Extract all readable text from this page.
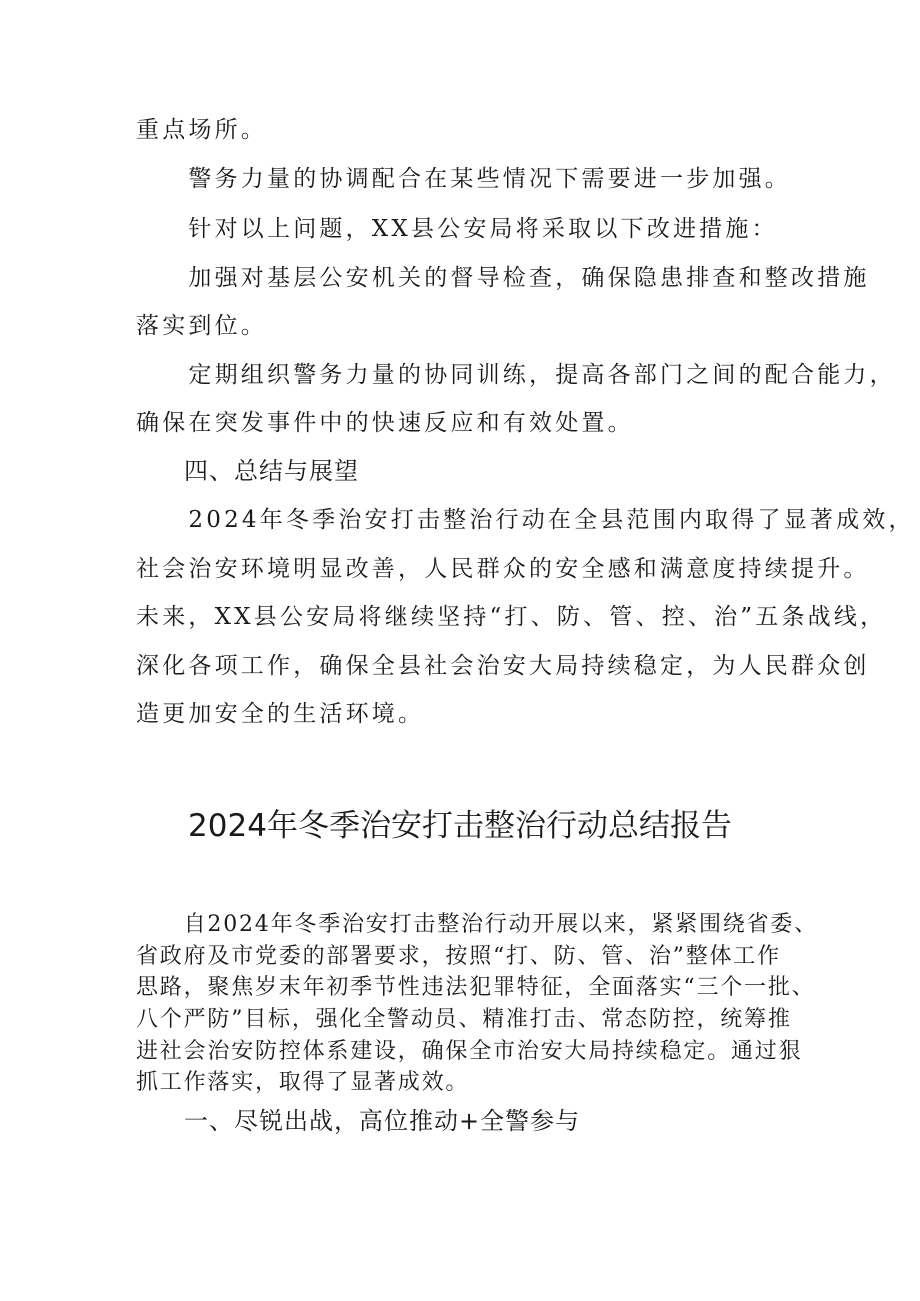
重点场所。
　　警务力量的协调配合在某些情况下需要进一步加强。
　　针对以上问题，XX县公安局将采取以下改进措施：
　　加强对基层公安机关的督导检查，确保隐患排查和整改措施
落实到位。
　　定期组织警务力量的协同训练，提高各部门之间的配合能力，
确保在突发事件中的快速反应和有效处置。
四、总结与展望
　　2024年冬季治安打击整治行动在全县范围内取得了显著成效，
社会治安环境明显改善，人民群众的安全感和满意度持续提升。
未来，XX县公安局将继续坚持“打、防、管、控、治”五条战线，
深化各项工作，确保全县社会治安大局持续稳定，为人民群众创
造更加安全的生活环境。
2024年冬季治安打击整治行动总结报告
　　自2024年冬季治安打击整治行动开展以来，紧紧围绕省委、
省政府及市党委的部署要求，按照“打、防、管、治”整体工作
思路，聚焦岁末年初季节性违法犯罪特征，全面落实“三个一批、
八个严防”目标，强化全警动员、精准打击、常态防控，统筹推
进社会治安防控体系建设，确保全市治安大局持续稳定。通过狠
抓工作落实，取得了显著成效。
一、尽锐出战，高位推动+全警参与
※
> [AIM OF THE TASK]: Quote the records in their entirety, keeping the wording exact and excluding pictures.

> [THE COMPLETED TASK]:
Extract all readable text from this page.
重点场所。
　　警务力量的协调配合在某些情况下需要进一步加强。
　　针对以上问题，XX县公安局将采取以下改进措施：
　　加强对基层公安机关的督导检查，确保隐患排查和整改措施
落实到位。
　　定期组织警务力量的协同训练，提高各部门之间的配合能力，
确保在突发事件中的快速反应和有效处置。
四、总结与展望
　　2024年冬季治安打击整治行动在全县范围内取得了显著成效，
社会治安环境明显改善，人民群众的安全感和满意度持续提升。
未来，XX县公安局将继续坚持“打、防、管、控、治”五条战线，
深化各项工作，确保全县社会治安大局持续稳定，为人民群众创
造更加安全的生活环境。
2024年冬季治安打击整治行动总结报告
　　自2024年冬季治安打击整治行动开展以来，紧紧围绕省委、
省政府及市党委的部署要求，按照“打、防、管、治”整体工作
思路，聚焦岁末年初季节性违法犯罪特征，全面落实“三个一批、
八个严防”目标，强化全警动员、精准打击、常态防控，统筹推
进社会治安防控体系建设，确保全市治安大局持续稳定。通过狠
抓工作落实，取得了显著成效。
一、尽锐出战，高位推动+全警参与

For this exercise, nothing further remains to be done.